— START TEXT PROVIDED —

Saturday, May 17, 2008

slept in till 11 plus this morning.. it has been quite some time since i slept in until this late.. was talking to angeline on the phone this morning after i woke up.. was discussing about going out on vesak day.. that girl wants to go to bugis street so most prob we'll end up gg bugis on monday.. just finished talking to kai hui online.. well, she asked if me and kelly are interested to meet up for dinner on monday with melvin and him.. i said i don't mind.. afterall, i'm going out and will be near town area.. but timing not confirm yet.. she said either after 6pm or after 9pm.. so i did tell her that if it's after 9pm, i can't cause i guess mum and dad won't be very happy.. and next day still got school.. so owells, shall just wait for confirmation frm her..

— END TEXT PROVIDED —

■ YOUR OBJECTIVE:
Do these statements agree with the May 17, 2008 post above: (a) the writer slept until after 11 that morning, (b) Angeline wants to go to Bugis Street, (c) the time for Monday's dinner has already been settled? Answer yes or no for each, quoting the words of the post that decide it.

— START DATA BLOCK —

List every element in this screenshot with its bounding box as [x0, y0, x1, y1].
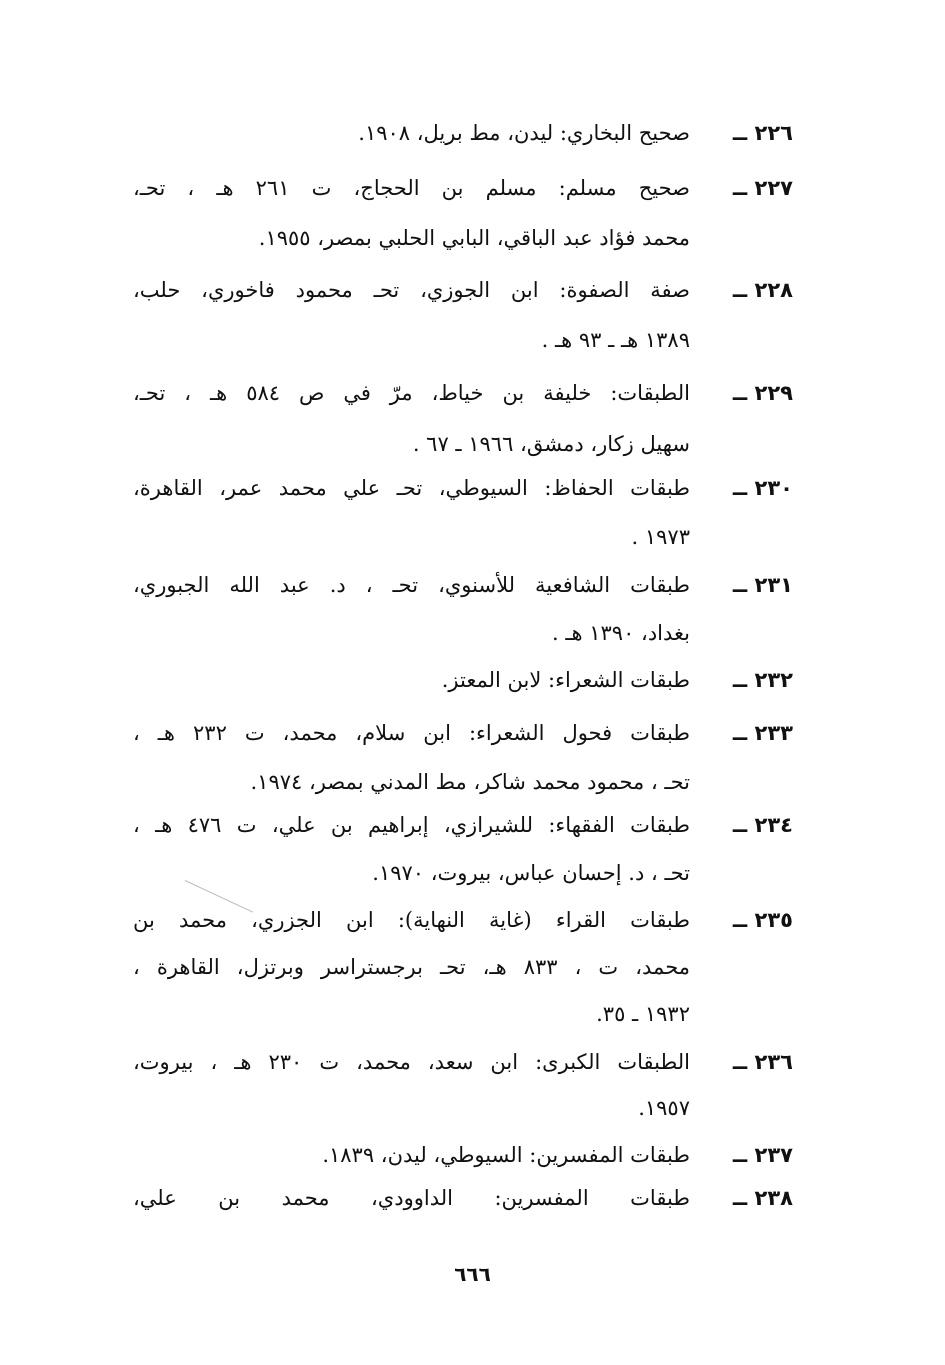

— END DATA BLOCK —

■ SOLUTION:
(a) Yes: "slept in till 11 plus this morning"
(b) Yes: "that girl wants to go to bugis street"
(c) No: "but timing not confirm yet"